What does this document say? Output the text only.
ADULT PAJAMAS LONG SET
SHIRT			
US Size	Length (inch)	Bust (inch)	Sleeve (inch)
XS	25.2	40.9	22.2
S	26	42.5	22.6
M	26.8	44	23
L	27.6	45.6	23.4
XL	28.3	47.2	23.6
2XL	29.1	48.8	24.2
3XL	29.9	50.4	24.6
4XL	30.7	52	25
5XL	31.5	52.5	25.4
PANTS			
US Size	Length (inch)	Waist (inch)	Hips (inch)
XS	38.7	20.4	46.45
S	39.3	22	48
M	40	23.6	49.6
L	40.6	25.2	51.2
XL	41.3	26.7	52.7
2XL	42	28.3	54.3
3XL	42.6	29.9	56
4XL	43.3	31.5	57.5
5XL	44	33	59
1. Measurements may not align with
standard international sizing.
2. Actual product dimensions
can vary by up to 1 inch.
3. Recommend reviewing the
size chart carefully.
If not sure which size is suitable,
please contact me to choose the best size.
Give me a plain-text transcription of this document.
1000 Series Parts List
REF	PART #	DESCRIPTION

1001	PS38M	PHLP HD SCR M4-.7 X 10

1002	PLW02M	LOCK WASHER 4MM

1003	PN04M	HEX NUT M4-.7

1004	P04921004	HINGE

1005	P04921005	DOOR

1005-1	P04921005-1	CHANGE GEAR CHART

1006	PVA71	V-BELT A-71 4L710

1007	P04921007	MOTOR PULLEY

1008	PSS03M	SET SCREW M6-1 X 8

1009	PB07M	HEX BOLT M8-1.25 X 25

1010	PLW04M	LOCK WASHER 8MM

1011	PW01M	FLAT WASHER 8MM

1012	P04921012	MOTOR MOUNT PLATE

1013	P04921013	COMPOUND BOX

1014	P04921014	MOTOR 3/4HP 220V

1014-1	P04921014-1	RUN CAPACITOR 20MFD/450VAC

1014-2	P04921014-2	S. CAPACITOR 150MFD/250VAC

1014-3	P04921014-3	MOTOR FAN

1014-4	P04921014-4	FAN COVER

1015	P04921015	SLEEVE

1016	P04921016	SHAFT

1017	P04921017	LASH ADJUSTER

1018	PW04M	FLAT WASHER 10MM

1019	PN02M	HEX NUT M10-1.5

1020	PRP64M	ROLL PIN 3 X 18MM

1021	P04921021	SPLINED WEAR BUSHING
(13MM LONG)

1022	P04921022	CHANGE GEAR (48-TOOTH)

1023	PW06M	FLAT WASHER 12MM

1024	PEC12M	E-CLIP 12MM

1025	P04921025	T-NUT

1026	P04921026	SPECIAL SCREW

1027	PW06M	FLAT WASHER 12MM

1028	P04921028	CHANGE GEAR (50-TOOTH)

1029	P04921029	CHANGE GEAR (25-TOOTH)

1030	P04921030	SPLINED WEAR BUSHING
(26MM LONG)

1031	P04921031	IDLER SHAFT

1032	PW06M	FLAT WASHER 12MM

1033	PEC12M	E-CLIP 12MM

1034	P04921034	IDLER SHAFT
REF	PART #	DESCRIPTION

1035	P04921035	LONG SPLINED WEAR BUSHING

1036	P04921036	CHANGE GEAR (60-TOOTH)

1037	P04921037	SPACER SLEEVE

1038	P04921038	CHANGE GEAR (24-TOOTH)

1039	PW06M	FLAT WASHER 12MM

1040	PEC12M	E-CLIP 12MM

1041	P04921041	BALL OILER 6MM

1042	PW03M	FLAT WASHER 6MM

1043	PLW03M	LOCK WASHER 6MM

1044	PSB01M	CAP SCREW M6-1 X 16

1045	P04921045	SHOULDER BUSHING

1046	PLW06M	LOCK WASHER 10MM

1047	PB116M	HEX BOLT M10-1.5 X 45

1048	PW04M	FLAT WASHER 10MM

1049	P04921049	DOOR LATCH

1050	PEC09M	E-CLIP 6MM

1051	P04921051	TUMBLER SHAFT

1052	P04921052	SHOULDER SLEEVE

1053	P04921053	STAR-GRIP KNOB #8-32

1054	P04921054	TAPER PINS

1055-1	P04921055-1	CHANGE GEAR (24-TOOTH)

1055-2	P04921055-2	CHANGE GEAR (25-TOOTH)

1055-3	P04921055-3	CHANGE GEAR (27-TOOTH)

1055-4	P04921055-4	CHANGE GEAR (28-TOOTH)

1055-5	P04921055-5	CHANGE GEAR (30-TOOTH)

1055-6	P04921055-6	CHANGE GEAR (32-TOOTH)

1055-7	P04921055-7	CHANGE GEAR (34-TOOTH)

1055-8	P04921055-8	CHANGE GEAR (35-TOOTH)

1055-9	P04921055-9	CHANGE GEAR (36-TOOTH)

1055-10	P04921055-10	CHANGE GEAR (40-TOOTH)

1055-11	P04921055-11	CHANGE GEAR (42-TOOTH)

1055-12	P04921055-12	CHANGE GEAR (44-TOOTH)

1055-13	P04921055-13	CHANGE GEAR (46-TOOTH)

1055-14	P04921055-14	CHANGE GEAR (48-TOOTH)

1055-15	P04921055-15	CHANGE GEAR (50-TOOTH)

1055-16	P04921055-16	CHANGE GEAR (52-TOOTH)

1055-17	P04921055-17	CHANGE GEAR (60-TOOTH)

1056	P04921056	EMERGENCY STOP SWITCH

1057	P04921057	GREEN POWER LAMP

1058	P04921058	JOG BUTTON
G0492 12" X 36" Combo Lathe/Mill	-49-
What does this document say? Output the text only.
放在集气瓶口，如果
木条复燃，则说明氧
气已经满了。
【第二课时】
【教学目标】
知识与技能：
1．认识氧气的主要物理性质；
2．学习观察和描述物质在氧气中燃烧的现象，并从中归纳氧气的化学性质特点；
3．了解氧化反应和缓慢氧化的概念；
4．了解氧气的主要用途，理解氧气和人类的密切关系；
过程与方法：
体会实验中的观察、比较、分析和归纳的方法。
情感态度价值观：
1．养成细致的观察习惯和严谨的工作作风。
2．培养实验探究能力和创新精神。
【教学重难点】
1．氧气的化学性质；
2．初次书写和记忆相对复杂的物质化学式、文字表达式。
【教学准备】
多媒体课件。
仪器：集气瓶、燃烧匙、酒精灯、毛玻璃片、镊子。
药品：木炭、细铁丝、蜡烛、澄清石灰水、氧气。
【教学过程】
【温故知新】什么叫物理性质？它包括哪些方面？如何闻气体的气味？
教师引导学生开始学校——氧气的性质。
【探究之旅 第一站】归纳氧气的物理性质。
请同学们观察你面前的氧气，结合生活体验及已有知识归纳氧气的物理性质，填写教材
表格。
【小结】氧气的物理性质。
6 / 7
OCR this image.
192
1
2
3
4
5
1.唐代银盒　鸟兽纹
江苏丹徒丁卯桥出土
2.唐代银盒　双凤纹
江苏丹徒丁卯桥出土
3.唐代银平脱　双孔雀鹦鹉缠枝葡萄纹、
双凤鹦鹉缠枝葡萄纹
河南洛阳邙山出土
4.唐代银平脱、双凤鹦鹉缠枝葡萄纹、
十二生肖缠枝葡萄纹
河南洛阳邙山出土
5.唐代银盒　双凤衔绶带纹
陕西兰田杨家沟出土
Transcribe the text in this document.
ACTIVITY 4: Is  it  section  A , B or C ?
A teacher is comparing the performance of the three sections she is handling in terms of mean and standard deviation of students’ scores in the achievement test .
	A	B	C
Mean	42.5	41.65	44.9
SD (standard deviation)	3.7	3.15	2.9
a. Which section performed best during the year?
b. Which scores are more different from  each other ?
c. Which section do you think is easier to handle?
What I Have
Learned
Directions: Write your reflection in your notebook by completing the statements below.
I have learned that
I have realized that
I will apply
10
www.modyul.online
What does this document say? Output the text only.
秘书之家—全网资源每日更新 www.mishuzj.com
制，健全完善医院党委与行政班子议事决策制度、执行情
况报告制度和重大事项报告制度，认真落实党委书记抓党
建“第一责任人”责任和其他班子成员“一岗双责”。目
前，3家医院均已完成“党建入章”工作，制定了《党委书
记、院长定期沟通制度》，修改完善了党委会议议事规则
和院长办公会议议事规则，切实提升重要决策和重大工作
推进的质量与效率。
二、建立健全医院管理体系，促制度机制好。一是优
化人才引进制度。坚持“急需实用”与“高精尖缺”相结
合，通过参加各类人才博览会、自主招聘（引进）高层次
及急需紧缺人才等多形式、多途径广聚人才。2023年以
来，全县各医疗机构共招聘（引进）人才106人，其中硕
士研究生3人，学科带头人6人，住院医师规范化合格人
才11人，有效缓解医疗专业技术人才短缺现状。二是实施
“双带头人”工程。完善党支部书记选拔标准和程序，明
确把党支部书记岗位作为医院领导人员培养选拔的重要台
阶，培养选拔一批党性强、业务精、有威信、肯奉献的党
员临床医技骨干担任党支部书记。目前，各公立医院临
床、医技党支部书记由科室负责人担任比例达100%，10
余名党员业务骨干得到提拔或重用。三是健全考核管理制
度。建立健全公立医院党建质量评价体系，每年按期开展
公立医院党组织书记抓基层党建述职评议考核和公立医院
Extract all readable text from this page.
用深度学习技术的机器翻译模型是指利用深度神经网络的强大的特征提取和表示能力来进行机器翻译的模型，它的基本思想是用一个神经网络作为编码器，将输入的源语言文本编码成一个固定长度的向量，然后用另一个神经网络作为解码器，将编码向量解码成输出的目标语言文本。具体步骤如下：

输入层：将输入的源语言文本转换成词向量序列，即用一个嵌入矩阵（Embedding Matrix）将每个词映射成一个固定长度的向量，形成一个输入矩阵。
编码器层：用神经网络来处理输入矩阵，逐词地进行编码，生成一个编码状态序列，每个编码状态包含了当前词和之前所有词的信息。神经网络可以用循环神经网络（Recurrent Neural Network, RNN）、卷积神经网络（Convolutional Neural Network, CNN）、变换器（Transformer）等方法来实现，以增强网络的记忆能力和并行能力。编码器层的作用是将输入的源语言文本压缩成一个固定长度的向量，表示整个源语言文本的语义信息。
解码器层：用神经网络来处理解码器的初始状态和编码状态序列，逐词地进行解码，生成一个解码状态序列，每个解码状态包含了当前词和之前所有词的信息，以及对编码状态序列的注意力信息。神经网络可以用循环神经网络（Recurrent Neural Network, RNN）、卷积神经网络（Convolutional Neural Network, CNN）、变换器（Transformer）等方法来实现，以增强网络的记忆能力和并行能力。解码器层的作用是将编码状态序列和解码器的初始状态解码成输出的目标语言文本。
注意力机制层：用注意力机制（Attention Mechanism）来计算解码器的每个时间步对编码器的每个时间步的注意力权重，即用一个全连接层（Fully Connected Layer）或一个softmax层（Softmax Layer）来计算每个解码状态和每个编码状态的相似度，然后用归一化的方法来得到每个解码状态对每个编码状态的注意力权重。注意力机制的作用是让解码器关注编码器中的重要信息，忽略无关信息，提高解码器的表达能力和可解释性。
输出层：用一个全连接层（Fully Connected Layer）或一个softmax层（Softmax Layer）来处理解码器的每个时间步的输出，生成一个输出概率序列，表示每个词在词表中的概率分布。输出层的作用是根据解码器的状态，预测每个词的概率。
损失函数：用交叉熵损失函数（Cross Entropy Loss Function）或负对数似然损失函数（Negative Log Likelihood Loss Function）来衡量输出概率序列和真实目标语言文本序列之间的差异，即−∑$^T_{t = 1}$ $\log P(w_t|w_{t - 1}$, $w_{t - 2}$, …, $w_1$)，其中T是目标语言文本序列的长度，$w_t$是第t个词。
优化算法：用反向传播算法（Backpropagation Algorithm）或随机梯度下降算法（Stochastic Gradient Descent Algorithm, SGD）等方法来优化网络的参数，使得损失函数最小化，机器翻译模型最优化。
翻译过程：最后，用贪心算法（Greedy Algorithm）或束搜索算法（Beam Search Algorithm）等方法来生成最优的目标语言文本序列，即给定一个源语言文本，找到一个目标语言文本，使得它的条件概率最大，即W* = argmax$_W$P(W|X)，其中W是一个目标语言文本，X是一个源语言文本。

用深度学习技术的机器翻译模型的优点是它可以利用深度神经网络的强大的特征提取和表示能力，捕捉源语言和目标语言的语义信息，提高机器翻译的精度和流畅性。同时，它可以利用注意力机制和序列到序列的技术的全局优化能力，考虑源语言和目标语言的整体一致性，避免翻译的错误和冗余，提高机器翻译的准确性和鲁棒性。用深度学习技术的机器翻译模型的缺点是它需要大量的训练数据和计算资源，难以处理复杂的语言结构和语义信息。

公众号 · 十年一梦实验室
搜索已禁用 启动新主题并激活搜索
^^^^^^^^
Work to complete: Using the listing, copy every line where the word "CLIP" shows up.

Solution to the exercise:
1024	PEC12M	E-CLIP 12MM
1033	PEC12M	E-CLIP 12MM
1040	PEC12M	E-CLIP 12MM
1050	PEC09M	E-CLIP 6MM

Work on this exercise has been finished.